◆ EXERCISE AIM ◆
Of the lines in the listing below, how many hold "this"? Answer with the number only.

◆ RECORDS SHOWN ◆
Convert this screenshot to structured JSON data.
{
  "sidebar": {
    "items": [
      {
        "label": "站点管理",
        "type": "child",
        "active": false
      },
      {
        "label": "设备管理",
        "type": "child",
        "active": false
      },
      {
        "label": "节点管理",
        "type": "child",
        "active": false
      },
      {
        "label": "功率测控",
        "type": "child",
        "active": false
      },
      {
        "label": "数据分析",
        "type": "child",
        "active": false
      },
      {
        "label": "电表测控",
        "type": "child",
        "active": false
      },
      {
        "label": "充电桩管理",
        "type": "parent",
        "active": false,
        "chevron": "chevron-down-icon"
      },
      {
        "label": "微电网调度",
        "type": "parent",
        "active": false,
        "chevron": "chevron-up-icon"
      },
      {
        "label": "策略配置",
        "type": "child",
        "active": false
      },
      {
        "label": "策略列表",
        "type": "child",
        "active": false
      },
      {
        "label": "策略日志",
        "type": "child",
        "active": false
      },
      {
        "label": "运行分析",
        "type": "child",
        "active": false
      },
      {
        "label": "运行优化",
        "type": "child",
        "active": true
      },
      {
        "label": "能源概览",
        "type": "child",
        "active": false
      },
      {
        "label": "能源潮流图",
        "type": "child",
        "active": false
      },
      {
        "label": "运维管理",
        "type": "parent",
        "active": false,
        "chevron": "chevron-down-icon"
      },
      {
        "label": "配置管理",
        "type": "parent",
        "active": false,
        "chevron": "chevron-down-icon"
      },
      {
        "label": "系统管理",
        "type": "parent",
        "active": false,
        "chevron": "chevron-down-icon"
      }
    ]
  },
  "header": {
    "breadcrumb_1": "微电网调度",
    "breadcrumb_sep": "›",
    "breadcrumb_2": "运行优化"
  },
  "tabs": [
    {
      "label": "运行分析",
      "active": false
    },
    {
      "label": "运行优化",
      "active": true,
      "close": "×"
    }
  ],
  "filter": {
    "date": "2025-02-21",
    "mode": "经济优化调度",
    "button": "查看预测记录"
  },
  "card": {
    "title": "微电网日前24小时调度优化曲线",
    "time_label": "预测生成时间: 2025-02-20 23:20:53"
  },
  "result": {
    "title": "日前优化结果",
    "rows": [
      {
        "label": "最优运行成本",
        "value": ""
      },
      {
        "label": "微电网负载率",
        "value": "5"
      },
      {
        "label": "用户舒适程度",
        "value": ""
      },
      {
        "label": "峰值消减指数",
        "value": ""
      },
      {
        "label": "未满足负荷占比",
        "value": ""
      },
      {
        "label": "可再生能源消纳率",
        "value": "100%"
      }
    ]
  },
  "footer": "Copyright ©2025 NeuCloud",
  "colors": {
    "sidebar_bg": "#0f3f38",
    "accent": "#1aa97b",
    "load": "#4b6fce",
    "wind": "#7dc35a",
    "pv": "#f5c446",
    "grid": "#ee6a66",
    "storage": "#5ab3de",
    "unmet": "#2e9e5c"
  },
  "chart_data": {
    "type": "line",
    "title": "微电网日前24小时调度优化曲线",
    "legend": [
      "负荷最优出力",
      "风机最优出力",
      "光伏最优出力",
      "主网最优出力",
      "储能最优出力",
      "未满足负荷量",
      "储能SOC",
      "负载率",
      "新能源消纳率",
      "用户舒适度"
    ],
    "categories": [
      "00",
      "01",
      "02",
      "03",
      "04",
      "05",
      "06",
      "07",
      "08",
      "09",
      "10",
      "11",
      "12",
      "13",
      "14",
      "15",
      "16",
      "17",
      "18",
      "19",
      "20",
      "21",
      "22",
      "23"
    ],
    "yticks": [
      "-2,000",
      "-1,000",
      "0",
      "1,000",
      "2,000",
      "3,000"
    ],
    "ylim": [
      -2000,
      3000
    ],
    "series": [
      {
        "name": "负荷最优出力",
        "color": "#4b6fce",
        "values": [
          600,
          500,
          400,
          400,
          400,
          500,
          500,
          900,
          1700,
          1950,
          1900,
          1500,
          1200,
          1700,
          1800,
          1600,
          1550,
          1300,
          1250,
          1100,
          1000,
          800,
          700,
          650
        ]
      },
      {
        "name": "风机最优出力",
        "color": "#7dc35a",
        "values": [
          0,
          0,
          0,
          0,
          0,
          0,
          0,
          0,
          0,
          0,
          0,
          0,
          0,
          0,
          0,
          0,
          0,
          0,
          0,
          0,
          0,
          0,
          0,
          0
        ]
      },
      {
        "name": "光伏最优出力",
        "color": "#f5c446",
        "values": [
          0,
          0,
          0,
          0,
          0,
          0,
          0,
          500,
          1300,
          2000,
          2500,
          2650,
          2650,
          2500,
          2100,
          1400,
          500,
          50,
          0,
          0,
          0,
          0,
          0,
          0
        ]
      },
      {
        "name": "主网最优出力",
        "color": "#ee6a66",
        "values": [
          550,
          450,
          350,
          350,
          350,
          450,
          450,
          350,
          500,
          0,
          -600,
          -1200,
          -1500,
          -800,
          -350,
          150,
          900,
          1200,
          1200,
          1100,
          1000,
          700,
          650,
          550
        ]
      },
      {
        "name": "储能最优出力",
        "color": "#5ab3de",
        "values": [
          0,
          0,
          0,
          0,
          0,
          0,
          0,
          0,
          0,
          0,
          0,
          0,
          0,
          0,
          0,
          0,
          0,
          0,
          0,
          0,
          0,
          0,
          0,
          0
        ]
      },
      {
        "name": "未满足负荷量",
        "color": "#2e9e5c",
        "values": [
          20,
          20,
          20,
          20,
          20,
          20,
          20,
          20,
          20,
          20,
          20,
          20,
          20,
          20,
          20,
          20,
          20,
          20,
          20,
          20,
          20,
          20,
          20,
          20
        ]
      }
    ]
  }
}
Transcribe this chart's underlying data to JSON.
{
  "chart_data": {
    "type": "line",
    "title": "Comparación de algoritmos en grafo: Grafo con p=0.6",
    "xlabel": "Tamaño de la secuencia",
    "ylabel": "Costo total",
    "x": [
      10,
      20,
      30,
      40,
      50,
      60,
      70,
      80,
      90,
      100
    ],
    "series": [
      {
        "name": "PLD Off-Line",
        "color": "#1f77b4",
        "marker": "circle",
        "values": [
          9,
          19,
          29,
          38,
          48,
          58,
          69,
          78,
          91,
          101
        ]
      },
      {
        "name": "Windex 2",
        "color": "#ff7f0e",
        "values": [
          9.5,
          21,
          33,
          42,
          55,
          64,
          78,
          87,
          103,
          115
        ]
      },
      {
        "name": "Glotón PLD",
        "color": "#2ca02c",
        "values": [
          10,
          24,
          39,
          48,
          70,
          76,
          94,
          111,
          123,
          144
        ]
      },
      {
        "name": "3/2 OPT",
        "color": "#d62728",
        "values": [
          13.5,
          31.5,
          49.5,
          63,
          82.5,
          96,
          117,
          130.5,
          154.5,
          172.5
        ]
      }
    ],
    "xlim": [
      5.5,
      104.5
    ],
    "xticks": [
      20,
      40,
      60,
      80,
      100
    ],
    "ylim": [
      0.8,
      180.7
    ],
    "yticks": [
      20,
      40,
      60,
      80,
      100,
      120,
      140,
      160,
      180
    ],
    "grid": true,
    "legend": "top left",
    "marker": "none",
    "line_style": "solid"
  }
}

◆ IN RESPONSE ◆
2